DIRECTIVE >> Copy out the records in full, word for word, without pictures.

STORED ROWS >>
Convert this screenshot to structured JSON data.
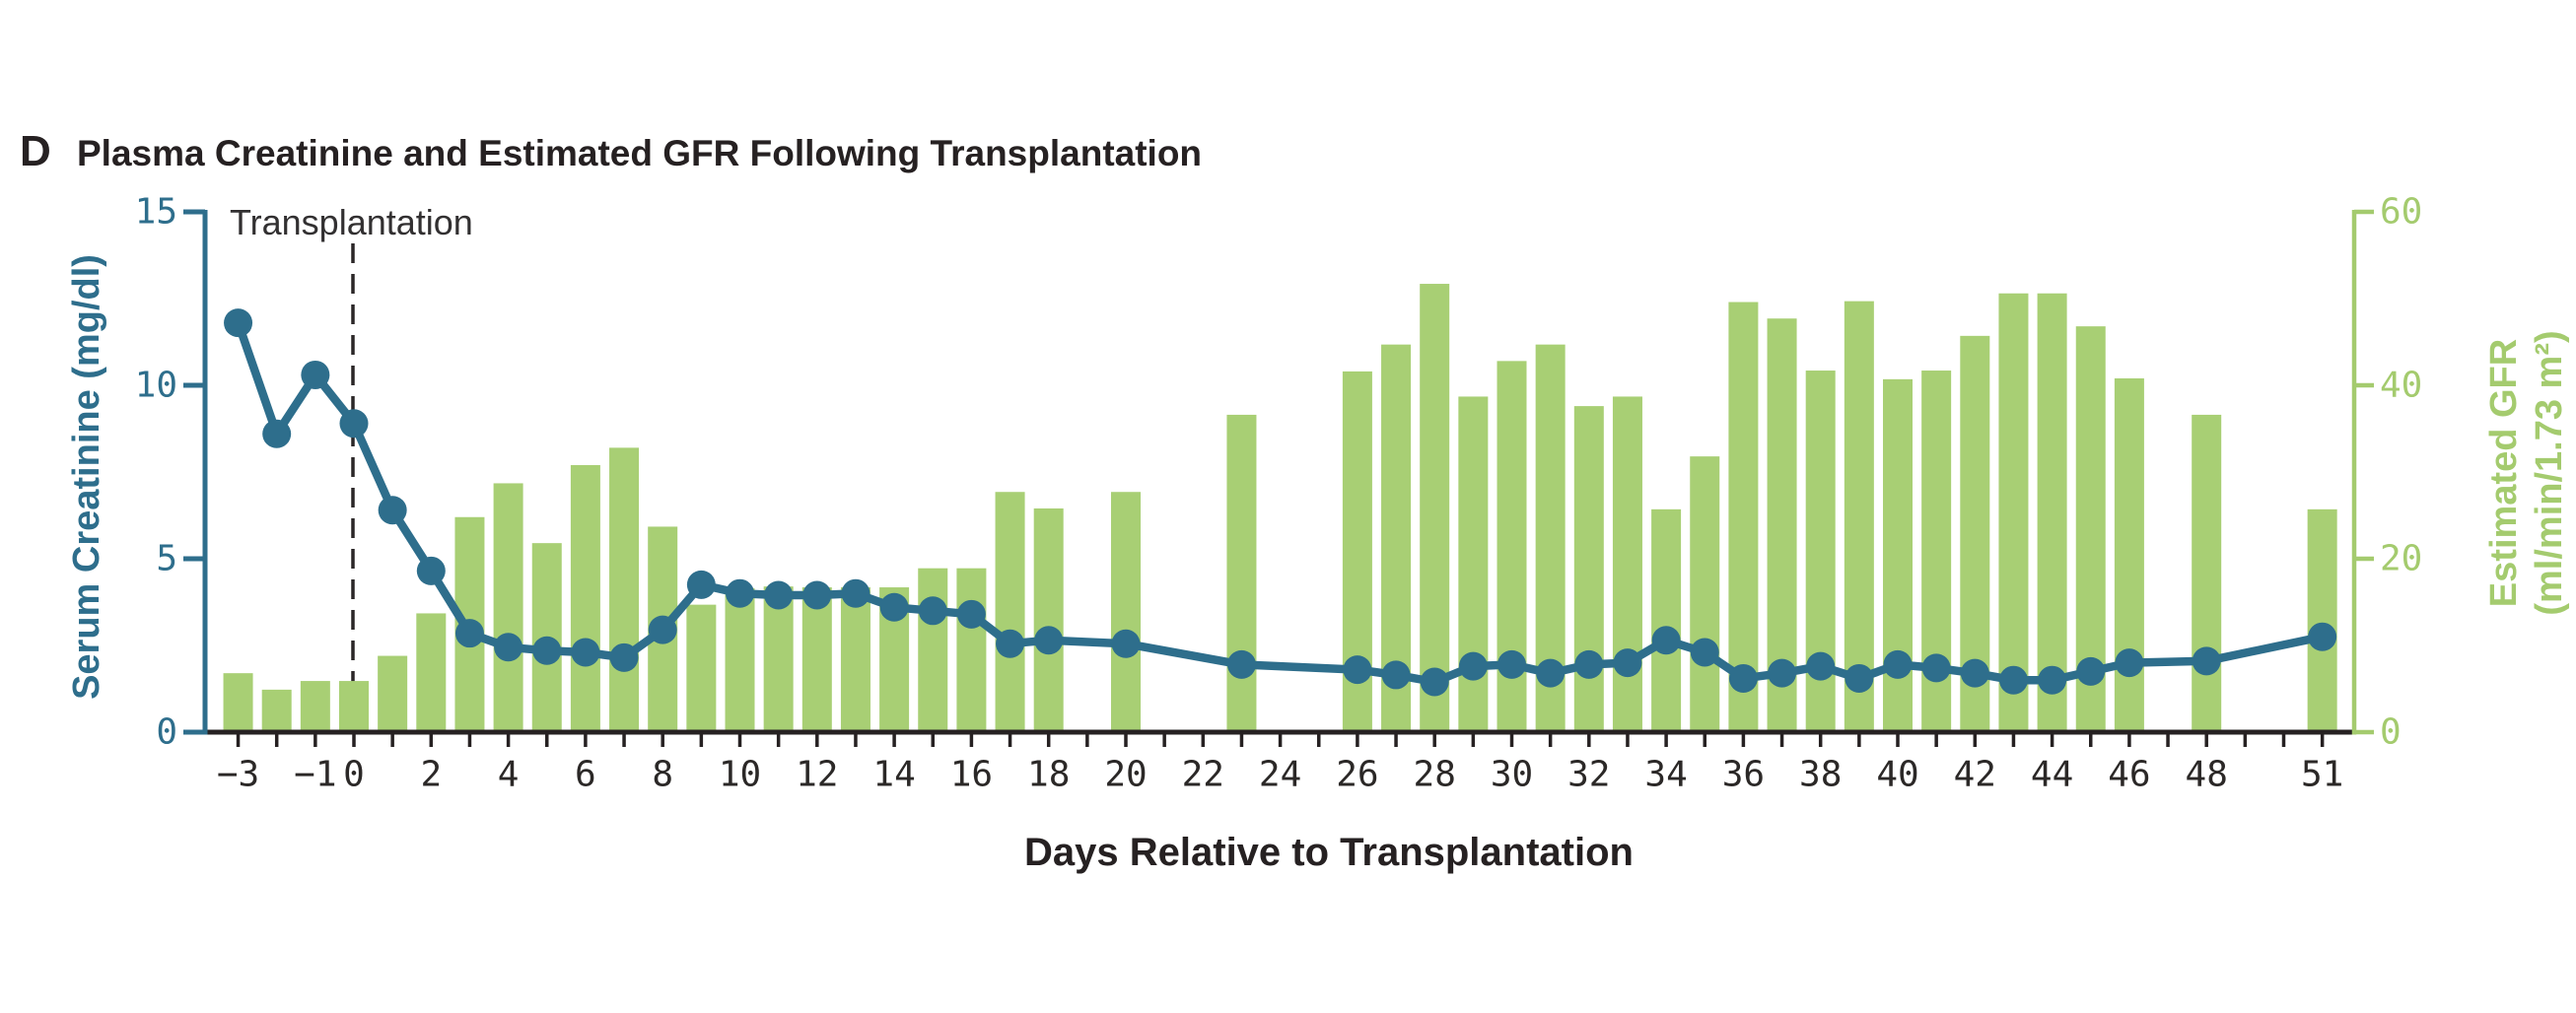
{
  "panel": {
    "label": "D",
    "title": "Plasma Creatinine and Estimated GFR Following Transplantation"
  },
  "annotation": {
    "transplantation_label": "Transplantation"
  },
  "chart_data": {
    "type": "combo-bar-line",
    "title": "Plasma Creatinine and Estimated GFR Following Transplantation",
    "x_axis": {
      "title": "Days Relative to Transplantation",
      "tick_label_values": [
        -3,
        -1,
        0,
        2,
        4,
        6,
        8,
        10,
        12,
        14,
        16,
        18,
        20,
        22,
        24,
        26,
        28,
        30,
        32,
        34,
        36,
        38,
        40,
        42,
        44,
        46,
        48,
        51
      ],
      "tick_labels": [
        "−3",
        "−1",
        "0",
        "2",
        "4",
        "6",
        "8",
        "10",
        "12",
        "14",
        "16",
        "18",
        "20",
        "22",
        "24",
        "26",
        "28",
        "30",
        "32",
        "34",
        "36",
        "38",
        "40",
        "42",
        "44",
        "46",
        "48",
        "51"
      ],
      "minor_tick_every_day": true,
      "range": [
        -3,
        51
      ]
    },
    "left_axis": {
      "title": "Serum Creatinine (mg/dl)",
      "ticks": [
        0,
        5,
        10,
        15
      ],
      "range": [
        0,
        15
      ],
      "color": "#2e6e8c"
    },
    "right_axis": {
      "title_line1": "Estimated GFR",
      "title_line2": "(ml/min/1.73 m²)",
      "ticks": [
        0,
        20,
        40,
        60
      ],
      "range": [
        0,
        60
      ],
      "color": "#a4cb6e"
    },
    "event_line": {
      "day": 0,
      "label": "Transplantation",
      "style": "dashed"
    },
    "series": [
      {
        "name": "Estimated GFR",
        "type": "bar",
        "axis": "right",
        "color": "#a8cf74",
        "points": [
          [
            -3,
            6.8
          ],
          [
            -2,
            4.9
          ],
          [
            -1,
            5.9
          ],
          [
            0,
            5.9
          ],
          [
            1,
            8.8
          ],
          [
            2,
            13.7
          ],
          [
            3,
            24.8
          ],
          [
            4,
            28.7
          ],
          [
            5,
            21.8
          ],
          [
            6,
            30.8
          ],
          [
            7,
            32.8
          ],
          [
            8,
            23.7
          ],
          [
            9,
            14.7
          ],
          [
            10,
            16.6
          ],
          [
            11,
            16.8
          ],
          [
            12,
            16.7
          ],
          [
            13,
            16.7
          ],
          [
            14,
            16.7
          ],
          [
            15,
            18.9
          ],
          [
            16,
            18.9
          ],
          [
            17,
            27.7
          ],
          [
            18,
            25.8
          ],
          [
            20,
            27.7
          ],
          [
            23,
            36.6
          ],
          [
            26,
            41.6
          ],
          [
            27,
            44.7
          ],
          [
            28,
            51.7
          ],
          [
            29,
            38.7
          ],
          [
            30,
            42.8
          ],
          [
            31,
            44.7
          ],
          [
            32,
            37.6
          ],
          [
            33,
            38.7
          ],
          [
            34,
            25.7
          ],
          [
            35,
            31.8
          ],
          [
            36,
            49.6
          ],
          [
            37,
            47.7
          ],
          [
            38,
            41.7
          ],
          [
            39,
            49.7
          ],
          [
            40,
            40.7
          ],
          [
            41,
            41.7
          ],
          [
            42,
            45.7
          ],
          [
            43,
            50.6
          ],
          [
            44,
            50.6
          ],
          [
            45,
            46.8
          ],
          [
            46,
            40.8
          ],
          [
            48,
            36.6
          ],
          [
            51,
            25.7
          ]
        ]
      },
      {
        "name": "Serum Creatinine",
        "type": "line",
        "axis": "left",
        "color": "#2e6e8c",
        "points": [
          [
            -3,
            11.8
          ],
          [
            -2,
            8.6
          ],
          [
            -1,
            10.3
          ],
          [
            0,
            8.9
          ],
          [
            1,
            6.4
          ],
          [
            2,
            4.65
          ],
          [
            3,
            2.85
          ],
          [
            4,
            2.45
          ],
          [
            5,
            2.35
          ],
          [
            6,
            2.3
          ],
          [
            7,
            2.15
          ],
          [
            8,
            2.95
          ],
          [
            9,
            4.25
          ],
          [
            10,
            4.0
          ],
          [
            11,
            3.95
          ],
          [
            12,
            3.95
          ],
          [
            13,
            4.0
          ],
          [
            14,
            3.6
          ],
          [
            15,
            3.5
          ],
          [
            16,
            3.4
          ],
          [
            17,
            2.55
          ],
          [
            18,
            2.65
          ],
          [
            20,
            2.55
          ],
          [
            23,
            1.95
          ],
          [
            26,
            1.8
          ],
          [
            27,
            1.65
          ],
          [
            28,
            1.45
          ],
          [
            29,
            1.9
          ],
          [
            30,
            1.95
          ],
          [
            31,
            1.7
          ],
          [
            32,
            1.95
          ],
          [
            33,
            2.0
          ],
          [
            34,
            2.65
          ],
          [
            35,
            2.3
          ],
          [
            36,
            1.55
          ],
          [
            37,
            1.7
          ],
          [
            38,
            1.9
          ],
          [
            39,
            1.55
          ],
          [
            40,
            1.95
          ],
          [
            41,
            1.85
          ],
          [
            42,
            1.7
          ],
          [
            43,
            1.5
          ],
          [
            44,
            1.5
          ],
          [
            45,
            1.75
          ],
          [
            46,
            2.0
          ],
          [
            48,
            2.05
          ],
          [
            51,
            2.75
          ]
        ]
      }
    ]
  },
  "colors": {
    "teal": "#2e6e8c",
    "bar_green": "#a8cf74",
    "axis_green": "#a4cb6e",
    "ink": "#262122"
  }
}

RESPONSE >>
Convert this screenshot to structured JSON data.
{
  "panel": {
    "label": "D",
    "title": "Plasma Creatinine and Estimated GFR Following Transplantation"
  },
  "annotation": {
    "transplantation_label": "Transplantation"
  },
  "chart_data": {
    "type": "combo-bar-line",
    "title": "Plasma Creatinine and Estimated GFR Following Transplantation",
    "x_axis": {
      "title": "Days Relative to Transplantation",
      "tick_label_values": [
        -3,
        -1,
        0,
        2,
        4,
        6,
        8,
        10,
        12,
        14,
        16,
        18,
        20,
        22,
        24,
        26,
        28,
        30,
        32,
        34,
        36,
        38,
        40,
        42,
        44,
        46,
        48,
        51
      ],
      "tick_labels": [
        "−3",
        "−1",
        "0",
        "2",
        "4",
        "6",
        "8",
        "10",
        "12",
        "14",
        "16",
        "18",
        "20",
        "22",
        "24",
        "26",
        "28",
        "30",
        "32",
        "34",
        "36",
        "38",
        "40",
        "42",
        "44",
        "46",
        "48",
        "51"
      ],
      "minor_tick_every_day": true,
      "range": [
        -3,
        51
      ]
    },
    "left_axis": {
      "title": "Serum Creatinine (mg/dl)",
      "ticks": [
        0,
        5,
        10,
        15
      ],
      "range": [
        0,
        15
      ],
      "color": "#2e6e8c"
    },
    "right_axis": {
      "title_line1": "Estimated GFR",
      "title_line2": "(ml/min/1.73 m²)",
      "ticks": [
        0,
        20,
        40,
        60
      ],
      "range": [
        0,
        60
      ],
      "color": "#a4cb6e"
    },
    "event_line": {
      "day": 0,
      "label": "Transplantation",
      "style": "dashed"
    },
    "series": [
      {
        "name": "Estimated GFR",
        "type": "bar",
        "axis": "right",
        "color": "#a8cf74",
        "points": [
          [
            -3,
            6.8
          ],
          [
            -2,
            4.9
          ],
          [
            -1,
            5.9
          ],
          [
            0,
            5.9
          ],
          [
            1,
            8.8
          ],
          [
            2,
            13.7
          ],
          [
            3,
            24.8
          ],
          [
            4,
            28.7
          ],
          [
            5,
            21.8
          ],
          [
            6,
            30.8
          ],
          [
            7,
            32.8
          ],
          [
            8,
            23.7
          ],
          [
            9,
            14.7
          ],
          [
            10,
            16.6
          ],
          [
            11,
            16.8
          ],
          [
            12,
            16.7
          ],
          [
            13,
            16.7
          ],
          [
            14,
            16.7
          ],
          [
            15,
            18.9
          ],
          [
            16,
            18.9
          ],
          [
            17,
            27.7
          ],
          [
            18,
            25.8
          ],
          [
            20,
            27.7
          ],
          [
            23,
            36.6
          ],
          [
            26,
            41.6
          ],
          [
            27,
            44.7
          ],
          [
            28,
            51.7
          ],
          [
            29,
            38.7
          ],
          [
            30,
            42.8
          ],
          [
            31,
            44.7
          ],
          [
            32,
            37.6
          ],
          [
            33,
            38.7
          ],
          [
            34,
            25.7
          ],
          [
            35,
            31.8
          ],
          [
            36,
            49.6
          ],
          [
            37,
            47.7
          ],
          [
            38,
            41.7
          ],
          [
            39,
            49.7
          ],
          [
            40,
            40.7
          ],
          [
            41,
            41.7
          ],
          [
            42,
            45.7
          ],
          [
            43,
            50.6
          ],
          [
            44,
            50.6
          ],
          [
            45,
            46.8
          ],
          [
            46,
            40.8
          ],
          [
            48,
            36.6
          ],
          [
            51,
            25.7
          ]
        ]
      },
      {
        "name": "Serum Creatinine",
        "type": "line",
        "axis": "left",
        "color": "#2e6e8c",
        "points": [
          [
            -3,
            11.8
          ],
          [
            -2,
            8.6
          ],
          [
            -1,
            10.3
          ],
          [
            0,
            8.9
          ],
          [
            1,
            6.4
          ],
          [
            2,
            4.65
          ],
          [
            3,
            2.85
          ],
          [
            4,
            2.45
          ],
          [
            5,
            2.35
          ],
          [
            6,
            2.3
          ],
          [
            7,
            2.15
          ],
          [
            8,
            2.95
          ],
          [
            9,
            4.25
          ],
          [
            10,
            4.0
          ],
          [
            11,
            3.95
          ],
          [
            12,
            3.95
          ],
          [
            13,
            4.0
          ],
          [
            14,
            3.6
          ],
          [
            15,
            3.5
          ],
          [
            16,
            3.4
          ],
          [
            17,
            2.55
          ],
          [
            18,
            2.65
          ],
          [
            20,
            2.55
          ],
          [
            23,
            1.95
          ],
          [
            26,
            1.8
          ],
          [
            27,
            1.65
          ],
          [
            28,
            1.45
          ],
          [
            29,
            1.9
          ],
          [
            30,
            1.95
          ],
          [
            31,
            1.7
          ],
          [
            32,
            1.95
          ],
          [
            33,
            2.0
          ],
          [
            34,
            2.65
          ],
          [
            35,
            2.3
          ],
          [
            36,
            1.55
          ],
          [
            37,
            1.7
          ],
          [
            38,
            1.9
          ],
          [
            39,
            1.55
          ],
          [
            40,
            1.95
          ],
          [
            41,
            1.85
          ],
          [
            42,
            1.7
          ],
          [
            43,
            1.5
          ],
          [
            44,
            1.5
          ],
          [
            45,
            1.75
          ],
          [
            46,
            2.0
          ],
          [
            48,
            2.05
          ],
          [
            51,
            2.75
          ]
        ]
      }
    ]
  },
  "colors": {
    "teal": "#2e6e8c",
    "bar_green": "#a8cf74",
    "axis_green": "#a4cb6e",
    "ink": "#262122"
  }
}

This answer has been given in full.